▸ **WHAT YOU ARE ASKED TO DO**: Show every line below where "Balkon" can be found.

------------------------------------

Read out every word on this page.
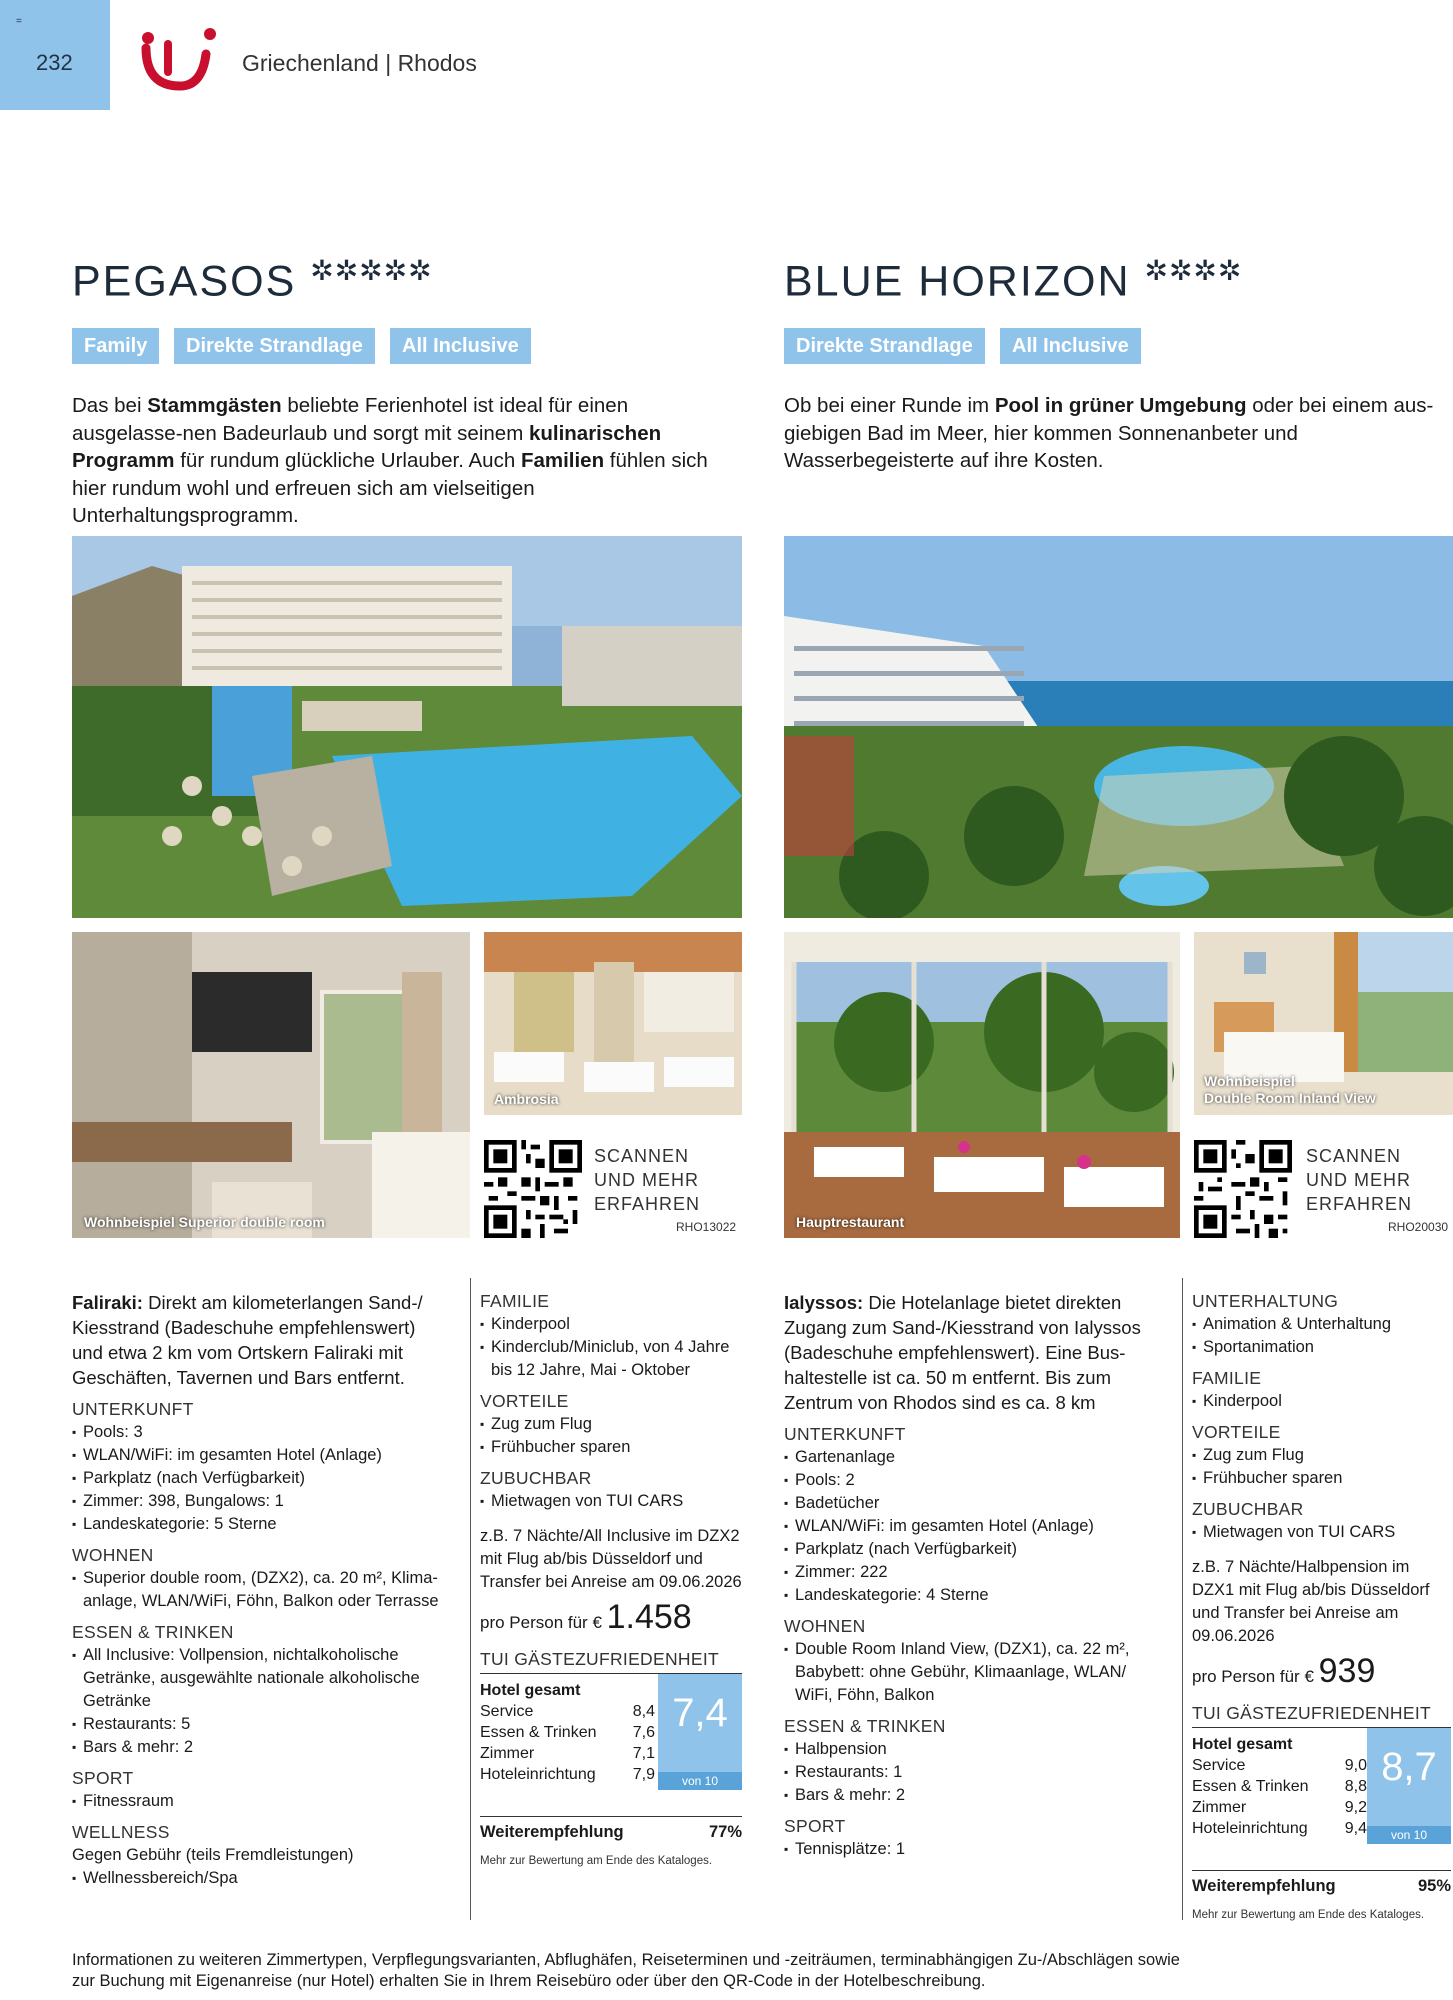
=
232	Griechenland | Rhodos
PEGASOS ✲✲✲✲✲
Family	Direkte Strandlage	All Inclusive
Das bei Stammgästen beliebte Ferienhotel ist ideal für einen ausgelasse-nen Badeurlaub und sorgt mit seinem kulinarischen Programm für rundum glückliche Urlauber. Auch Familien fühlen sich hier rundum wohl und erfreuen sich am vielseitigen Unterhaltungsprogramm.
Wohnbeispiel Superior double room
Ambrosia
SCANNEN
UND MEHR
ERFAHREN
RHO13022
Faliraki: Direkt am kilometerlangen Sand-/ Kiesstrand (Badeschuhe empfehlenswert) und etwa 2 km vom Ortskern Faliraki mit Geschäften, Tavernen und Bars entfernt.
UNTERKUNFT
▪ Pools: 3
▪ WLAN/WiFi: im gesamten Hotel (Anlage)
▪ Parkplatz (nach Verfügbarkeit)
▪ Zimmer: 398, Bungalows: 1
▪ Landeskategorie: 5 Sterne
WOHNEN
▪ Superior double room, (DZX2), ca. 20 m², Klima-anlage, WLAN/WiFi, Föhn, Balkon oder Terrasse
ESSEN & TRINKEN
▪ All Inclusive: Vollpension, nichtalkoholische Getränke, ausgewählte nationale alkoholische Getränke
▪ Restaurants: 5
▪ Bars & mehr: 2
SPORT
▪ Fitnessraum
WELLNESS

Gegen Gebühr (teils Fremdleistungen)

▪ Wellnessbereich/Spa
FAMILIE
▪ Kinderpool
▪ Kinderclub/Miniclub, von 4 Jahre bis 12 Jahre, Mai - Oktober
VORTEILE
▪ Zug zum Flug
▪ Frühbucher sparen
ZUBUCHBAR
▪ Mietwagen von TUI CARS

z.B. 7 Nächte/All Inclusive im DZX2 mit Flug ab/bis Düsseldorf und Transfer bei Anreise am 09.06.2026

pro Person für € 1.458
TUI GÄSTEZUFRIEDENHEIT
Hotel gesamt
Service	8,4
Essen & Trinken 7,6
Zimmer	7,1
Hoteleinrichtung 7,9
7,4
von 10
Weiterempfehlung	77%
Mehr zur Bewertung am Ende des Kataloges.
BLUE HORIZON ✲✲✲✲
Direkte Strandlage	All Inclusive
Ob bei einer Runde im Pool in grüner Umgebung oder bei einem aus-giebigen Bad im Meer, hier kommen Sonnenanbeter und Wasserbegeisterte auf ihre Kosten.
Hauptrestaurant
Wohnbeispiel
Double Room Inland View
SCANNEN
UND MEHR
ERFAHREN
RHO20030
Ialyssos: Die Hotelanlage bietet direkten Zugang zum Sand-/Kiesstrand von Ialyssos (Badeschuhe empfehlenswert). Eine Bus-haltestelle ist ca. 50 m entfernt. Bis zum Zentrum von Rhodos sind es ca. 8 km
UNTERKUNFT
▪ Gartenanlage
▪ Pools: 2
▪ Badetücher
▪ WLAN/WiFi: im gesamten Hotel (Anlage)
▪ Parkplatz (nach Verfügbarkeit)
▪ Zimmer: 222
▪ Landeskategorie: 4 Sterne
WOHNEN
▪ Double Room Inland View, (DZX1), ca. 22 m², Babybett: ohne Gebühr, Klimaanlage, WLAN/ WiFi, Föhn, Balkon
ESSEN & TRINKEN
▪ Halbpension
▪ Restaurants: 1
▪ Bars & mehr: 2
SPORT
▪ Tennisplätze: 1
UNTERHALTUNG
▪ Animation & Unterhaltung
▪ Sportanimation
FAMILIE
▪ Kinderpool
VORTEILE
▪ Zug zum Flug
▪ Frühbucher sparen
ZUBUCHBAR
▪ Mietwagen von TUI CARS

z.B. 7 Nächte/Halbpension im DZX1 mit Flug ab/bis Düsseldorf und Transfer bei Anreise am 09.06.2026

pro Person für € 939
TUI GÄSTEZUFRIEDENHEIT
Hotel gesamt
Service	9,0
Essen & Trinken 8,8
Zimmer	9,2
Hoteleinrichtung 9,4
8,7
von 10
Weiterempfehlung	95%
Mehr zur Bewertung am Ende des Kataloges.
Informationen zu weiteren Zimmertypen, Verpflegungsvarianten, Abflughäfen, Reiseterminen und -zeiträumen, terminabhängigen Zu-/Abschlägen sowie zur Buchung mit Eigenanreise (nur Hotel) erhalten Sie in Ihrem Reisebüro oder über den QR-Code in der Hotelbeschreibung.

------------------------------------

▸ **FINAL RESULT**:
▪ Superior double room, (DZX2), ca. 20 m², Klima-anlage, WLAN/WiFi, Föhn, Balkon oder Terrasse
▪ Double Room Inland View, (DZX1), ca. 22 m², Babybett: ohne Gebühr, Klimaanlage, WLAN/ WiFi, Föhn, Balkon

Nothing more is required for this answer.